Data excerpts
____________________
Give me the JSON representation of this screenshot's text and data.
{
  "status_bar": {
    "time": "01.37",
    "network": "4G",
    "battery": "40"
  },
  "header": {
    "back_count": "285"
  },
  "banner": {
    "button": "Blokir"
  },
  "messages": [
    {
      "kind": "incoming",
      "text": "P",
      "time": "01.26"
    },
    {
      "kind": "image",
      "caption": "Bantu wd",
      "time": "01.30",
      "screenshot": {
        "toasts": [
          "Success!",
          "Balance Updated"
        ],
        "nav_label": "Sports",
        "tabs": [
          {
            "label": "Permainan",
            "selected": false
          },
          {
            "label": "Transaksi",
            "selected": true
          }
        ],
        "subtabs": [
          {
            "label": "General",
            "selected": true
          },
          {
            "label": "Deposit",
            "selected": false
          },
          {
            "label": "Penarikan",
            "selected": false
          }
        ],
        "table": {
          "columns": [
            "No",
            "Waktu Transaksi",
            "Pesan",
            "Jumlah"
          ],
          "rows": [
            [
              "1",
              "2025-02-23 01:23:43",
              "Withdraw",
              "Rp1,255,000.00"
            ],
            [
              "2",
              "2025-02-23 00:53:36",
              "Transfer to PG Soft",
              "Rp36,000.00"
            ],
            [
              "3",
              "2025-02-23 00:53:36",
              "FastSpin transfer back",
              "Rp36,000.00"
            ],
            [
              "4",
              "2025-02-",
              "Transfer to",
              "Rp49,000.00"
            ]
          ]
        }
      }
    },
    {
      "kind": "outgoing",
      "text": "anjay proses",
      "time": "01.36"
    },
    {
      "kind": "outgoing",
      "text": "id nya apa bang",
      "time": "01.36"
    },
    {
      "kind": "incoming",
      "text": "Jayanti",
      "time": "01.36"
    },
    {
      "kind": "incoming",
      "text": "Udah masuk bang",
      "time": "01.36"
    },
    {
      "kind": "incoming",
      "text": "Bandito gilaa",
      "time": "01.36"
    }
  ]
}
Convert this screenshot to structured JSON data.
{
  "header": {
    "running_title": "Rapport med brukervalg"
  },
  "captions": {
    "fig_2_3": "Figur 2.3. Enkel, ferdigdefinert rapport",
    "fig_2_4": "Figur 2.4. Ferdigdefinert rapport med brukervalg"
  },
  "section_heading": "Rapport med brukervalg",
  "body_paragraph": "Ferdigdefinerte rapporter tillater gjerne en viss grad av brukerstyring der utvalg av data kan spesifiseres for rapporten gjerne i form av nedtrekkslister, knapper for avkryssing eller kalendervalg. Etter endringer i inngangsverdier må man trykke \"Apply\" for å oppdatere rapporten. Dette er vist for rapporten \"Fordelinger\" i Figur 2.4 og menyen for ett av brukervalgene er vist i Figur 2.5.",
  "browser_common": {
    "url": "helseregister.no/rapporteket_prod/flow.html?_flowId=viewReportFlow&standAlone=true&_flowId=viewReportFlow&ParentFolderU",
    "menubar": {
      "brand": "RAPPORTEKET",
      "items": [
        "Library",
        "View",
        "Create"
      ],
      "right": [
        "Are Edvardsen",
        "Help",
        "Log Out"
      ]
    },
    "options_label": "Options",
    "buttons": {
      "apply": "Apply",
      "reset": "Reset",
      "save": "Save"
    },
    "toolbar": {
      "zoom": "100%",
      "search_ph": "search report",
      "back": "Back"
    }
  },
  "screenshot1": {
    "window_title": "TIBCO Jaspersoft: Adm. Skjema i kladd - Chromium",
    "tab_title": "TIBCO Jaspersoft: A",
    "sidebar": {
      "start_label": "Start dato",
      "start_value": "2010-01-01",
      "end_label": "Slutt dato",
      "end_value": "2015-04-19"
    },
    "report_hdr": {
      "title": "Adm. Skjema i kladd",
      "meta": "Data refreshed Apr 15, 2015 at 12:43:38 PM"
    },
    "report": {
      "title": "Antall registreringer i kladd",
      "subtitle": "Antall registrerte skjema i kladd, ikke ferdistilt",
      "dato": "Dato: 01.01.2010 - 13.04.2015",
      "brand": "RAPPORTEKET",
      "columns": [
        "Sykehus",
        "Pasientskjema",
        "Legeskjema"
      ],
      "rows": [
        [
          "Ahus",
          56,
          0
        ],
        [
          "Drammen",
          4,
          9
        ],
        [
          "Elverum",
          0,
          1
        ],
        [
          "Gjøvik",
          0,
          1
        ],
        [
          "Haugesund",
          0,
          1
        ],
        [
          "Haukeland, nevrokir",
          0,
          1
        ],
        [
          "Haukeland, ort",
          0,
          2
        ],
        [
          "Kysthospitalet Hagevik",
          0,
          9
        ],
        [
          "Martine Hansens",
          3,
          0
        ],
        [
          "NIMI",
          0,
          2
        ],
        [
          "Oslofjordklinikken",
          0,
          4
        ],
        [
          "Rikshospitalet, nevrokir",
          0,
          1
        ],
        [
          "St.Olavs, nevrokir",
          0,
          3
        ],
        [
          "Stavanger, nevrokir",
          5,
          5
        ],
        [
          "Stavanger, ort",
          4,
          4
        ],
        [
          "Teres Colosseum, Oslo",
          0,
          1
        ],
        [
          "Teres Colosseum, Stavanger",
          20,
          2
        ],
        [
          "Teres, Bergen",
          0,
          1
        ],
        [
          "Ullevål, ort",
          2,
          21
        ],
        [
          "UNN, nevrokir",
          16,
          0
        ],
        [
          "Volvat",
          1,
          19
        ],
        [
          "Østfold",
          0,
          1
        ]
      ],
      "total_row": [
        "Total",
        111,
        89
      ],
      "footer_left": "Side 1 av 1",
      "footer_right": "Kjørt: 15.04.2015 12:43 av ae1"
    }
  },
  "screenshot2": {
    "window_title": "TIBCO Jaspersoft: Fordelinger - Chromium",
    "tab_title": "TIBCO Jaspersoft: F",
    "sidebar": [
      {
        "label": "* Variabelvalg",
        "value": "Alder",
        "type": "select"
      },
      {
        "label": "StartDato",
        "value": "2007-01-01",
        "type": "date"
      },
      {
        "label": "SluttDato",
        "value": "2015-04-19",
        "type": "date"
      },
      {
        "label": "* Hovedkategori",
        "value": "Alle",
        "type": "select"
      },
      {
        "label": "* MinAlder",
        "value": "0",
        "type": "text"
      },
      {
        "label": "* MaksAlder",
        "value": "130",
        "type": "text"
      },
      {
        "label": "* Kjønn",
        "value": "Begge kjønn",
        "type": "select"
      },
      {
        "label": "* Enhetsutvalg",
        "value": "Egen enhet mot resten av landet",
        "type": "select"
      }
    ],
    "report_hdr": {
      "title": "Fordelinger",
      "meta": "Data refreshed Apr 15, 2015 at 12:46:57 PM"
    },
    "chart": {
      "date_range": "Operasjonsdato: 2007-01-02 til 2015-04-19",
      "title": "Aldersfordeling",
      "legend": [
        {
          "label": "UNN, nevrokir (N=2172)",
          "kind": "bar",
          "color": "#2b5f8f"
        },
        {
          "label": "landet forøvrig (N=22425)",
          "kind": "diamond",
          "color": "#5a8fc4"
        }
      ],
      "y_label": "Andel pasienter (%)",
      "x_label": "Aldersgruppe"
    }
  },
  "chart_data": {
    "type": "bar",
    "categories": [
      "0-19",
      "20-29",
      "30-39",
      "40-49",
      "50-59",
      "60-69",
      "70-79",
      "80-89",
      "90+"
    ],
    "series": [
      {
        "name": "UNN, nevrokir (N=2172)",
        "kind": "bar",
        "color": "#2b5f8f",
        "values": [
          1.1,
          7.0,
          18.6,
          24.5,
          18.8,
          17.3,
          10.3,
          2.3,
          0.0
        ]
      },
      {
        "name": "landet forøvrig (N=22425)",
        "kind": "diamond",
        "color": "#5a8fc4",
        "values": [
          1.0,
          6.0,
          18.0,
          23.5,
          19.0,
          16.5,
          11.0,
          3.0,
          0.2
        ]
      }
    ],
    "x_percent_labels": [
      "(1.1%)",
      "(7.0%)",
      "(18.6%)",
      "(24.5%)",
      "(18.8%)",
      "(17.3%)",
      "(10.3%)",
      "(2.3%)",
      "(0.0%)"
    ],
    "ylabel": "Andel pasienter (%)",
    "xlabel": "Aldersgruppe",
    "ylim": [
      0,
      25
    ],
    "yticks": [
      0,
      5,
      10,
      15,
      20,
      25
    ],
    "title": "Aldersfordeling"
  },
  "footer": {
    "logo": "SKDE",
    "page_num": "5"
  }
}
____________________
From the records above, pick out and copy each line holding the word "text".

■ SOLUTION TO THE PROBLEM:
Give me the JSON representation of this screenshot's text and data.
      "text": "P",
      "text": "anjay proses",
      "text": "id nya apa bang",
      "text": "Jayanti",
      "text": "Udah masuk bang",
      "text": "Bandito gilaa",
        "type": "text"
        "type": "text"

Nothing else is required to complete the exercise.